**OBJECTIVE**
Without the pictures, set down every line of the data exactly.

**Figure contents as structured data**

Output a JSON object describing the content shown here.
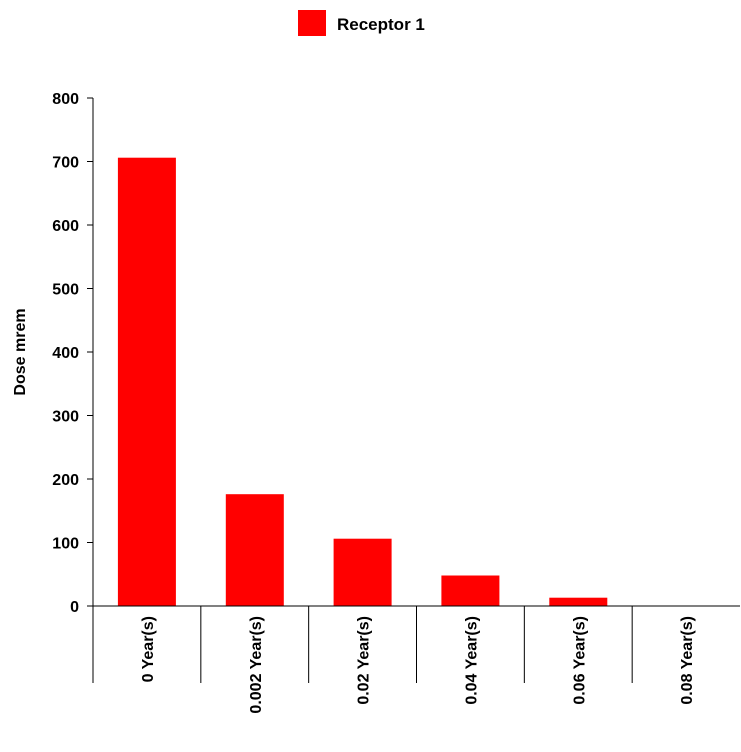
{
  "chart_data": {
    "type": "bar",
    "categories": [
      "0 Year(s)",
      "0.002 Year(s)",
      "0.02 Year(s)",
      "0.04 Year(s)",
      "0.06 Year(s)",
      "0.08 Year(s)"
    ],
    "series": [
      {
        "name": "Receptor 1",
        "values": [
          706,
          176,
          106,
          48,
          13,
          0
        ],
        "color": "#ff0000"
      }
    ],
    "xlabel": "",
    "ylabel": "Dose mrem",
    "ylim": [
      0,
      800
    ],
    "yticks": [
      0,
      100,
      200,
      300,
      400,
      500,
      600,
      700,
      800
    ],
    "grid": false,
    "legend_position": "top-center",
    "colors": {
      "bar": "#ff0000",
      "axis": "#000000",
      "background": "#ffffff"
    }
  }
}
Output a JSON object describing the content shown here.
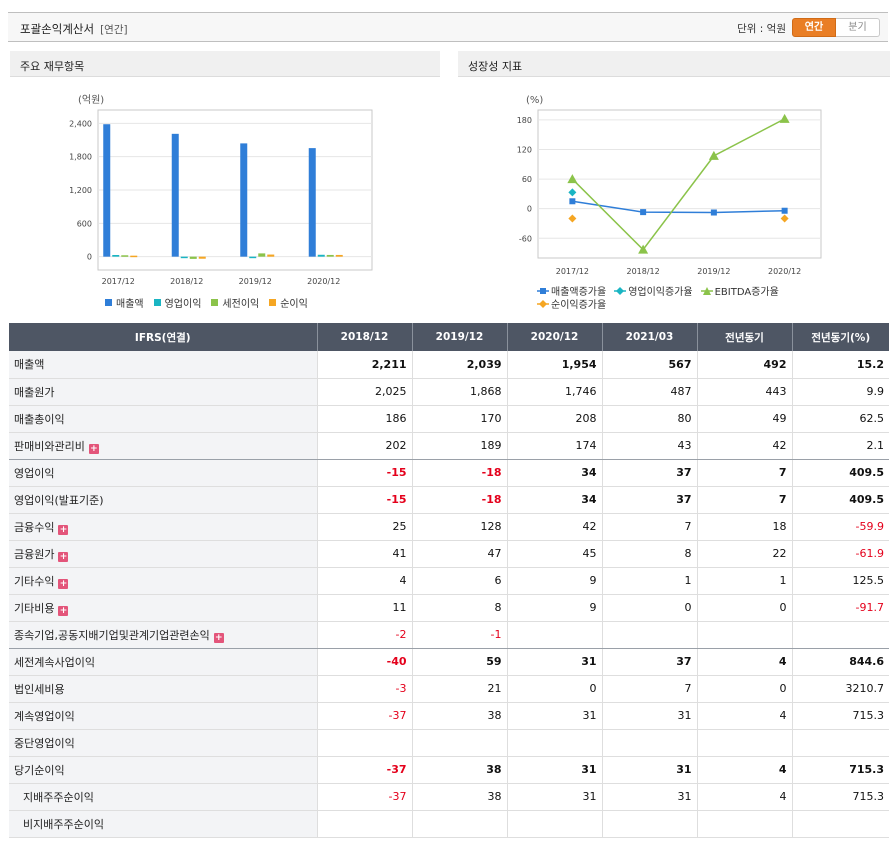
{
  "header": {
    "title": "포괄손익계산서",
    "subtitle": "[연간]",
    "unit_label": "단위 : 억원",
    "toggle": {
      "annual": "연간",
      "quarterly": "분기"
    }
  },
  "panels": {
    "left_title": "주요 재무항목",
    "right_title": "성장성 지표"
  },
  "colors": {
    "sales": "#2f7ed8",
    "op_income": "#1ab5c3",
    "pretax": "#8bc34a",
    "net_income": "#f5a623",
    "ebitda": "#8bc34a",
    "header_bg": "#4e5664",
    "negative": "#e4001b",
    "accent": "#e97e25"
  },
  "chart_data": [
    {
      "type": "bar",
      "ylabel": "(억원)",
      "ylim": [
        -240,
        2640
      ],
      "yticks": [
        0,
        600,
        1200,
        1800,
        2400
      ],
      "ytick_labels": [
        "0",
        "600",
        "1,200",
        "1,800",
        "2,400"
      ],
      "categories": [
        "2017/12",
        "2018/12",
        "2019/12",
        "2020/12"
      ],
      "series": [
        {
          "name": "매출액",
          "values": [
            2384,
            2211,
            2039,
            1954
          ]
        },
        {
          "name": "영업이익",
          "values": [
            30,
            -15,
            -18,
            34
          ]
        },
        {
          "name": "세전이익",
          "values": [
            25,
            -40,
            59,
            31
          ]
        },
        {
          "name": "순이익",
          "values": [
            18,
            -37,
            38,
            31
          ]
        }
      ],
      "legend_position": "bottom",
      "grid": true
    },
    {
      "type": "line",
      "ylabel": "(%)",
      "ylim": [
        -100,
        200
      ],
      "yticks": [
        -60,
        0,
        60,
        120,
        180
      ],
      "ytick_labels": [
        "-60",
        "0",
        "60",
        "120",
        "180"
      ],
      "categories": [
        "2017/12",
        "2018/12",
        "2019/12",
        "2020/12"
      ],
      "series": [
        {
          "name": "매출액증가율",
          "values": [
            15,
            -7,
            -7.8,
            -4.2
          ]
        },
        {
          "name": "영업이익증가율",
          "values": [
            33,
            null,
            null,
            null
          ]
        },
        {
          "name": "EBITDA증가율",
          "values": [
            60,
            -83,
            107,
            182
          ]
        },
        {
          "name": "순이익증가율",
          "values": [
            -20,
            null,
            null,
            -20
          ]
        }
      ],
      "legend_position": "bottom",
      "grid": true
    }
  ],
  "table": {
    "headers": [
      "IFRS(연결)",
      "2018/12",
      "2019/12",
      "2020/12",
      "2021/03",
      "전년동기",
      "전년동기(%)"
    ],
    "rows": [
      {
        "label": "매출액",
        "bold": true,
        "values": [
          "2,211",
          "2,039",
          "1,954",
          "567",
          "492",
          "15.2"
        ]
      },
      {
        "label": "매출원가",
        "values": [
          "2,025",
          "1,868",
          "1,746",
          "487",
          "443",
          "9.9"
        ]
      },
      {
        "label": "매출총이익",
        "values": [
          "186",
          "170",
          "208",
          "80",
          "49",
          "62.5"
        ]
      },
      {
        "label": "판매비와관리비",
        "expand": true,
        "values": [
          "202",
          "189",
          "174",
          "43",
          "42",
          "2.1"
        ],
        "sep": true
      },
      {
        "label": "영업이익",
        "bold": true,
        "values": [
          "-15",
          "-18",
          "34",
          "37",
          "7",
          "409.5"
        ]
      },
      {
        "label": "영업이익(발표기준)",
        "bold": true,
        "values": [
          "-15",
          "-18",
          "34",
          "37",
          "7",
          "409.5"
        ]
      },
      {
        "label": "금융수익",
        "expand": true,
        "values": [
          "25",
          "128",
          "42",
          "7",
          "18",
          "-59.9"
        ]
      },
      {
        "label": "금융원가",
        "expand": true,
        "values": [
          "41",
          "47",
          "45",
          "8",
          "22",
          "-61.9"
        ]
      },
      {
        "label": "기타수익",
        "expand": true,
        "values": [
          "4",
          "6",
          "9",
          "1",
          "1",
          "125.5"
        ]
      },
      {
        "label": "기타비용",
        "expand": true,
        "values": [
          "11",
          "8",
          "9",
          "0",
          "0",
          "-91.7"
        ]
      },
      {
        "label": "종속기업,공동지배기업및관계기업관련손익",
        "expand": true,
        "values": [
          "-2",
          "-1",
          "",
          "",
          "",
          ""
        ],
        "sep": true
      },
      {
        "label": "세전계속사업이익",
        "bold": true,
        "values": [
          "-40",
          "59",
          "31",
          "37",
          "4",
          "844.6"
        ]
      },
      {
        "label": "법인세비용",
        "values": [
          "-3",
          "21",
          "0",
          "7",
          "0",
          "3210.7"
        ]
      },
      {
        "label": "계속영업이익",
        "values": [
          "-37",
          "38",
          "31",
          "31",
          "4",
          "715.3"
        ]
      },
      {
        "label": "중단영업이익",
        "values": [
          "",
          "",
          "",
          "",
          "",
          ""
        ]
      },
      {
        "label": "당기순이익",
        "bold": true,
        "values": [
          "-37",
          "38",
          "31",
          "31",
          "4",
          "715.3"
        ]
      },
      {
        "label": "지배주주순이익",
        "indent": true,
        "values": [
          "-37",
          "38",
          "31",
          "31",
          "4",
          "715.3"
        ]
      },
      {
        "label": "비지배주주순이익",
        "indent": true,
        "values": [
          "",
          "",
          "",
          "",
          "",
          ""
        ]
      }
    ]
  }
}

**ANSWER TO THE TASK**
Output a JSON object describing the content shown here.
{
  "chart_data": {
    "type": "bar",
    "categories": [
      "0 Year(s)",
      "0.002 Year(s)",
      "0.02 Year(s)",
      "0.04 Year(s)",
      "0.06 Year(s)",
      "0.08 Year(s)"
    ],
    "series": [
      {
        "name": "Receptor 1",
        "values": [
          706,
          176,
          106,
          48,
          13,
          0
        ],
        "color": "#ff0000"
      }
    ],
    "xlabel": "",
    "ylabel": "Dose mrem",
    "ylim": [
      0,
      800
    ],
    "yticks": [
      0,
      100,
      200,
      300,
      400,
      500,
      600,
      700,
      800
    ],
    "grid": false,
    "legend_position": "top-center",
    "colors": {
      "bar": "#ff0000",
      "axis": "#000000",
      "background": "#ffffff"
    }
  }
}
Output a JSON object describing the content shown here.
{
  "header": {
    "title": "포괄손익계산서",
    "subtitle": "[연간]",
    "unit_label": "단위 : 억원",
    "toggle": {
      "annual": "연간",
      "quarterly": "분기"
    }
  },
  "panels": {
    "left_title": "주요 재무항목",
    "right_title": "성장성 지표"
  },
  "colors": {
    "sales": "#2f7ed8",
    "op_income": "#1ab5c3",
    "pretax": "#8bc34a",
    "net_income": "#f5a623",
    "ebitda": "#8bc34a",
    "header_bg": "#4e5664",
    "negative": "#e4001b",
    "accent": "#e97e25"
  },
  "chart_data": [
    {
      "type": "bar",
      "ylabel": "(억원)",
      "ylim": [
        -240,
        2640
      ],
      "yticks": [
        0,
        600,
        1200,
        1800,
        2400
      ],
      "ytick_labels": [
        "0",
        "600",
        "1,200",
        "1,800",
        "2,400"
      ],
      "categories": [
        "2017/12",
        "2018/12",
        "2019/12",
        "2020/12"
      ],
      "series": [
        {
          "name": "매출액",
          "values": [
            2384,
            2211,
            2039,
            1954
          ]
        },
        {
          "name": "영업이익",
          "values": [
            30,
            -15,
            -18,
            34
          ]
        },
        {
          "name": "세전이익",
          "values": [
            25,
            -40,
            59,
            31
          ]
        },
        {
          "name": "순이익",
          "values": [
            18,
            -37,
            38,
            31
          ]
        }
      ],
      "legend_position": "bottom",
      "grid": true
    },
    {
      "type": "line",
      "ylabel": "(%)",
      "ylim": [
        -100,
        200
      ],
      "yticks": [
        -60,
        0,
        60,
        120,
        180
      ],
      "ytick_labels": [
        "-60",
        "0",
        "60",
        "120",
        "180"
      ],
      "categories": [
        "2017/12",
        "2018/12",
        "2019/12",
        "2020/12"
      ],
      "series": [
        {
          "name": "매출액증가율",
          "values": [
            15,
            -7,
            -7.8,
            -4.2
          ]
        },
        {
          "name": "영업이익증가율",
          "values": [
            33,
            null,
            null,
            null
          ]
        },
        {
          "name": "EBITDA증가율",
          "values": [
            60,
            -83,
            107,
            182
          ]
        },
        {
          "name": "순이익증가율",
          "values": [
            -20,
            null,
            null,
            -20
          ]
        }
      ],
      "legend_position": "bottom",
      "grid": true
    }
  ],
  "table": {
    "headers": [
      "IFRS(연결)",
      "2018/12",
      "2019/12",
      "2020/12",
      "2021/03",
      "전년동기",
      "전년동기(%)"
    ],
    "rows": [
      {
        "label": "매출액",
        "bold": true,
        "values": [
          "2,211",
          "2,039",
          "1,954",
          "567",
          "492",
          "15.2"
        ]
      },
      {
        "label": "매출원가",
        "values": [
          "2,025",
          "1,868",
          "1,746",
          "487",
          "443",
          "9.9"
        ]
      },
      {
        "label": "매출총이익",
        "values": [
          "186",
          "170",
          "208",
          "80",
          "49",
          "62.5"
        ]
      },
      {
        "label": "판매비와관리비",
        "expand": true,
        "values": [
          "202",
          "189",
          "174",
          "43",
          "42",
          "2.1"
        ],
        "sep": true
      },
      {
        "label": "영업이익",
        "bold": true,
        "values": [
          "-15",
          "-18",
          "34",
          "37",
          "7",
          "409.5"
        ]
      },
      {
        "label": "영업이익(발표기준)",
        "bold": true,
        "values": [
          "-15",
          "-18",
          "34",
          "37",
          "7",
          "409.5"
        ]
      },
      {
        "label": "금융수익",
        "expand": true,
        "values": [
          "25",
          "128",
          "42",
          "7",
          "18",
          "-59.9"
        ]
      },
      {
        "label": "금융원가",
        "expand": true,
        "values": [
          "41",
          "47",
          "45",
          "8",
          "22",
          "-61.9"
        ]
      },
      {
        "label": "기타수익",
        "expand": true,
        "values": [
          "4",
          "6",
          "9",
          "1",
          "1",
          "125.5"
        ]
      },
      {
        "label": "기타비용",
        "expand": true,
        "values": [
          "11",
          "8",
          "9",
          "0",
          "0",
          "-91.7"
        ]
      },
      {
        "label": "종속기업,공동지배기업및관계기업관련손익",
        "expand": true,
        "values": [
          "-2",
          "-1",
          "",
          "",
          "",
          ""
        ],
        "sep": true
      },
      {
        "label": "세전계속사업이익",
        "bold": true,
        "values": [
          "-40",
          "59",
          "31",
          "37",
          "4",
          "844.6"
        ]
      },
      {
        "label": "법인세비용",
        "values": [
          "-3",
          "21",
          "0",
          "7",
          "0",
          "3210.7"
        ]
      },
      {
        "label": "계속영업이익",
        "values": [
          "-37",
          "38",
          "31",
          "31",
          "4",
          "715.3"
        ]
      },
      {
        "label": "중단영업이익",
        "values": [
          "",
          "",
          "",
          "",
          "",
          ""
        ]
      },
      {
        "label": "당기순이익",
        "bold": true,
        "values": [
          "-37",
          "38",
          "31",
          "31",
          "4",
          "715.3"
        ]
      },
      {
        "label": "지배주주순이익",
        "indent": true,
        "values": [
          "-37",
          "38",
          "31",
          "31",
          "4",
          "715.3"
        ]
      },
      {
        "label": "비지배주주순이익",
        "indent": true,
        "values": [
          "",
          "",
          "",
          "",
          "",
          ""
        ]
      }
    ]
  }
}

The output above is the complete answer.